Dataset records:
[Start]

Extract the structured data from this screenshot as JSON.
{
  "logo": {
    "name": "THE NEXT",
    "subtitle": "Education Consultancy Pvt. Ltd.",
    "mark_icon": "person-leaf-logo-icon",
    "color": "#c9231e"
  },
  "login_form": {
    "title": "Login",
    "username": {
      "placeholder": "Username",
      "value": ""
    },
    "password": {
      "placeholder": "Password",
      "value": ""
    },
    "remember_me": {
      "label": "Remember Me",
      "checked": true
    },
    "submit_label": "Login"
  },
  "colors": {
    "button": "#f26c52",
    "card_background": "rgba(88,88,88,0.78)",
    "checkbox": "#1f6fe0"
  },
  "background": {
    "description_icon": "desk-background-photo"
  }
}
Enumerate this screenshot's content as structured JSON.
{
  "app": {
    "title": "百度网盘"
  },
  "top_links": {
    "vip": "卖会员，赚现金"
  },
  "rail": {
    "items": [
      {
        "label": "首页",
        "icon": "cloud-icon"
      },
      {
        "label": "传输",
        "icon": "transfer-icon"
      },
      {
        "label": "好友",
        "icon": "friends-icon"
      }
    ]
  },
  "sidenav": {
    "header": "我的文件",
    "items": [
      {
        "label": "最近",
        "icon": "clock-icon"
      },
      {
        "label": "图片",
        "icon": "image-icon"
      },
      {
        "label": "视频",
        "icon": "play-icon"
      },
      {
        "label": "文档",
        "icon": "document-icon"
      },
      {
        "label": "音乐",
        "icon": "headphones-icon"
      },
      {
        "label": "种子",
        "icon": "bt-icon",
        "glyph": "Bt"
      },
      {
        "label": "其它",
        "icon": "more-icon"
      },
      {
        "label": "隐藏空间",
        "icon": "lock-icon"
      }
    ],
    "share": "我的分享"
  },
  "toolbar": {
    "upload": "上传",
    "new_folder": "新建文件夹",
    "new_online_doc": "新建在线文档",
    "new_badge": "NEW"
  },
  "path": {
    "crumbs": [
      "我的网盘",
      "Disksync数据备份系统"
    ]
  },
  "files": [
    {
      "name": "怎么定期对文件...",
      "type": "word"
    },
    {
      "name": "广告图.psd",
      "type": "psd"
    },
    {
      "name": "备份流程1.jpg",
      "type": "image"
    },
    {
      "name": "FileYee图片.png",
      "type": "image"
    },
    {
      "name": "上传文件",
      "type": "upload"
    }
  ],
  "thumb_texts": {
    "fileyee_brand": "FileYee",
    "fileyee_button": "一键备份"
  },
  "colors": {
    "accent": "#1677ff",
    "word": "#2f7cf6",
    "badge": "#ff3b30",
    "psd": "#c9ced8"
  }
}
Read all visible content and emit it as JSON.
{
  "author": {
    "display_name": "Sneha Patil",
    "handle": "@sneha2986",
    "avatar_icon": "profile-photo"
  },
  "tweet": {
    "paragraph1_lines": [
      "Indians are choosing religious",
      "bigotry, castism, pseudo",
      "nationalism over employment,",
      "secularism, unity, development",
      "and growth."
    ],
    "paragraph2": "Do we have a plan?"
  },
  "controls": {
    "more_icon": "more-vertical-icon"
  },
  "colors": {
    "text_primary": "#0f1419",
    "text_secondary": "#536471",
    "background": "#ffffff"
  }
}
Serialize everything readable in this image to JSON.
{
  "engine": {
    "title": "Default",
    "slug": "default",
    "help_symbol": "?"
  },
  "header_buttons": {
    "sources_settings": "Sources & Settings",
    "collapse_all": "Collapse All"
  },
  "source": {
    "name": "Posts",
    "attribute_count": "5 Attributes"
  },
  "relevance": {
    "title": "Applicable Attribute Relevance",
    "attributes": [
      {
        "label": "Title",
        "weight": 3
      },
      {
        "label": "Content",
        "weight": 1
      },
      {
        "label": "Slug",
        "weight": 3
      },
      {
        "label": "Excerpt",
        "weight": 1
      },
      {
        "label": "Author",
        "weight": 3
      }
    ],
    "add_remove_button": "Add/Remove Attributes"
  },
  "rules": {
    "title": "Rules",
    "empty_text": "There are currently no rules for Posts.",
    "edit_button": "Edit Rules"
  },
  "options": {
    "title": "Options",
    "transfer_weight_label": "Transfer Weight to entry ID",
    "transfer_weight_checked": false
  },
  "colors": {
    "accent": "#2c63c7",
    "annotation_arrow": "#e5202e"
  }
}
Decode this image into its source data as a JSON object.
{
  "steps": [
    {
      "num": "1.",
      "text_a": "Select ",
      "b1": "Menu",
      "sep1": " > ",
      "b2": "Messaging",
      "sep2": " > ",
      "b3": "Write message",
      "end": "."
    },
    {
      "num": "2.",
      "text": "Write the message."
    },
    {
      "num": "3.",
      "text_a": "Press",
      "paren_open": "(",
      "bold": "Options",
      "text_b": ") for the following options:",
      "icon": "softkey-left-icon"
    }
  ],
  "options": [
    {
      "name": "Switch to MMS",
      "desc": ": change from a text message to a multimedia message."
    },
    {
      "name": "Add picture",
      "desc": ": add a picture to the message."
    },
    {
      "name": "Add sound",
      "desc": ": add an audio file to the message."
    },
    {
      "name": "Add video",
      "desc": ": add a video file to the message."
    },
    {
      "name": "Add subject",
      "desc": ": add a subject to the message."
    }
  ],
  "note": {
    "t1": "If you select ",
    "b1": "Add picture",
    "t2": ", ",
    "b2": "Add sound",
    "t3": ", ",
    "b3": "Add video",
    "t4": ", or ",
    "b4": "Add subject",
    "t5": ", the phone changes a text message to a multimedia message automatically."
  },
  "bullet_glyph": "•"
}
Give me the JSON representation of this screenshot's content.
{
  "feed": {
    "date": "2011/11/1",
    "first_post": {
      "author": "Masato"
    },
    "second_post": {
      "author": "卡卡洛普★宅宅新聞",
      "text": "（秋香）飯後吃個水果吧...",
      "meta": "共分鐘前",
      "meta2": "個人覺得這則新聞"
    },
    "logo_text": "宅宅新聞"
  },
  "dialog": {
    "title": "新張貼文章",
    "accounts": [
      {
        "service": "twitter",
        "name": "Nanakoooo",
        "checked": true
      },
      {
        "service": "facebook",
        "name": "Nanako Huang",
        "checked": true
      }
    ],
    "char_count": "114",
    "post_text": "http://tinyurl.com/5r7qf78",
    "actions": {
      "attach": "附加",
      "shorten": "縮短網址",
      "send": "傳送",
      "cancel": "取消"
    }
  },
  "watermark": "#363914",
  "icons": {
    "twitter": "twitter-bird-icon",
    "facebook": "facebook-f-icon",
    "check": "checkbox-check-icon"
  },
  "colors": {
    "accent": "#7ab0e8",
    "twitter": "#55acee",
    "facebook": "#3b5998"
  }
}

[End]

- _WHAT YOU SHOULD DO_
Set down exactly what runs from the line with "Give me the" to the last line of the data above, including both of those lines and no others.

- _COMPLETE RESPONSE_
Give me the JSON representation of this screenshot's content.
{
  "feed": {
    "date": "2011/11/1",
    "first_post": {
      "author": "Masato"
    },
    "second_post": {
      "author": "卡卡洛普★宅宅新聞",
      "text": "（秋香）飯後吃個水果吧...",
      "meta": "共分鐘前",
      "meta2": "個人覺得這則新聞"
    },
    "logo_text": "宅宅新聞"
  },
  "dialog": {
    "title": "新張貼文章",
    "accounts": [
      {
        "service": "twitter",
        "name": "Nanakoooo",
        "checked": true
      },
      {
        "service": "facebook",
        "name": "Nanako Huang",
        "checked": true
      }
    ],
    "char_count": "114",
    "post_text": "http://tinyurl.com/5r7qf78",
    "actions": {
      "attach": "附加",
      "shorten": "縮短網址",
      "send": "傳送",
      "cancel": "取消"
    }
  },
  "watermark": "#363914",
  "icons": {
    "twitter": "twitter-bird-icon",
    "facebook": "facebook-f-icon",
    "check": "checkbox-check-icon"
  },
  "colors": {
    "accent": "#7ab0e8",
    "twitter": "#55acee",
    "facebook": "#3b5998"
  }
}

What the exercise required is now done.